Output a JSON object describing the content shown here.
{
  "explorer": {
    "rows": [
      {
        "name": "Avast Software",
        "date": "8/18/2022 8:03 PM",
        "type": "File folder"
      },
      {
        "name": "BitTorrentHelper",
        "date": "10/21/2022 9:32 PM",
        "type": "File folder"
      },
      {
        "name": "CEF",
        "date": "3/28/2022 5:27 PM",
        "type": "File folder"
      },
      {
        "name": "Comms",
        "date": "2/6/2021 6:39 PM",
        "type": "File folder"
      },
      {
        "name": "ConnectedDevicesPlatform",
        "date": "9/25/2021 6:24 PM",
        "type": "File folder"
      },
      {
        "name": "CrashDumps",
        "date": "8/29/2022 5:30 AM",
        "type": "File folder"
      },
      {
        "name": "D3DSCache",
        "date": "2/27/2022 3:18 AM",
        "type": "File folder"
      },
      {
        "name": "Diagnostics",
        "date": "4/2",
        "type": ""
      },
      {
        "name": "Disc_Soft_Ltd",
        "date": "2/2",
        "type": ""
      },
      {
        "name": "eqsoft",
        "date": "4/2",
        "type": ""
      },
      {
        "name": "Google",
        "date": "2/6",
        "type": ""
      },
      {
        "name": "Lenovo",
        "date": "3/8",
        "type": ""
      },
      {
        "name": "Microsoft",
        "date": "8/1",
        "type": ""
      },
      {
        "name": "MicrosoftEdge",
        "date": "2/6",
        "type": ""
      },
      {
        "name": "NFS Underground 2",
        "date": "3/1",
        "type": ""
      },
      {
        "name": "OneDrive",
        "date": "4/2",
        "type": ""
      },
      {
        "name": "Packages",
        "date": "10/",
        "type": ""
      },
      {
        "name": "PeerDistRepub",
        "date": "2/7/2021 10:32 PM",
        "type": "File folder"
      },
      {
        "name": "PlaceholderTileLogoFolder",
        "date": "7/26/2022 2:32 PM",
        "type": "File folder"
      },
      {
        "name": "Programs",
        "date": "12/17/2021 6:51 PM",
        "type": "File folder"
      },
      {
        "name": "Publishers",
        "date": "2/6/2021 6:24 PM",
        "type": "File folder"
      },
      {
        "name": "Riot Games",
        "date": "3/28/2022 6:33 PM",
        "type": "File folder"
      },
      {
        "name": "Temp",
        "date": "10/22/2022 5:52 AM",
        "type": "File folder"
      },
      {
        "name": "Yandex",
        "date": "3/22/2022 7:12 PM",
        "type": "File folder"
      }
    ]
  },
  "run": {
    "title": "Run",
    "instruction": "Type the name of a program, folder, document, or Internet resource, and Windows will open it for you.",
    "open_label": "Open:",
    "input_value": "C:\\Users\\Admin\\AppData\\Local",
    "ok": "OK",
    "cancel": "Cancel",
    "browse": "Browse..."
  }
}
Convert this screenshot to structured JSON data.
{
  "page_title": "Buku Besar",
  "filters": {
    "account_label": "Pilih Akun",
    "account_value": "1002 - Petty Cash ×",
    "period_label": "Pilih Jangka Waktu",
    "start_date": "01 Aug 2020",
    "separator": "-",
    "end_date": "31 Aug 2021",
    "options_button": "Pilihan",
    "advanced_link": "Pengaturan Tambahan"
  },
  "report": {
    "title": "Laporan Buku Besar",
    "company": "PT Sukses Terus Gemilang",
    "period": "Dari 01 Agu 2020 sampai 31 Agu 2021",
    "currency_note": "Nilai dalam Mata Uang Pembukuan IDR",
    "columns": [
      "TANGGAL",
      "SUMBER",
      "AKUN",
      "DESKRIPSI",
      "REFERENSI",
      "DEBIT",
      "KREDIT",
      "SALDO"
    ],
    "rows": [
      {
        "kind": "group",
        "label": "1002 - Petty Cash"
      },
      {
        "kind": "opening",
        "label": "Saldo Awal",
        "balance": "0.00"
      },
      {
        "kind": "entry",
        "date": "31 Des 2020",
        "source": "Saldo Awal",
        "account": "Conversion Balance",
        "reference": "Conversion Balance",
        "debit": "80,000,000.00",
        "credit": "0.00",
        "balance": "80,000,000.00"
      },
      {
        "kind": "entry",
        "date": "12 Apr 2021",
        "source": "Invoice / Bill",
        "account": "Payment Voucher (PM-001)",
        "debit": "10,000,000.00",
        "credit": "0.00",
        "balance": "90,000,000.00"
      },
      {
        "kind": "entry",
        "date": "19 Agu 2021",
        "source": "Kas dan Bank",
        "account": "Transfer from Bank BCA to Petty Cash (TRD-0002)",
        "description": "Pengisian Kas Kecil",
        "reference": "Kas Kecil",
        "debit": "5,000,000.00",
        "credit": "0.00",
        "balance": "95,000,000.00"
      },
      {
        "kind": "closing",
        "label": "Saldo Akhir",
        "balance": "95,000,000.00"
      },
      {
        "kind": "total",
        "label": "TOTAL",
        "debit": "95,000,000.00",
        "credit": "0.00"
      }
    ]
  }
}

| Written problem |
Filter the records above for lines containing the word "Besar", and copy those lines.

| Solution to this task |
  "page_title": "Buku Besar",
    "title": "Laporan Buku Besar",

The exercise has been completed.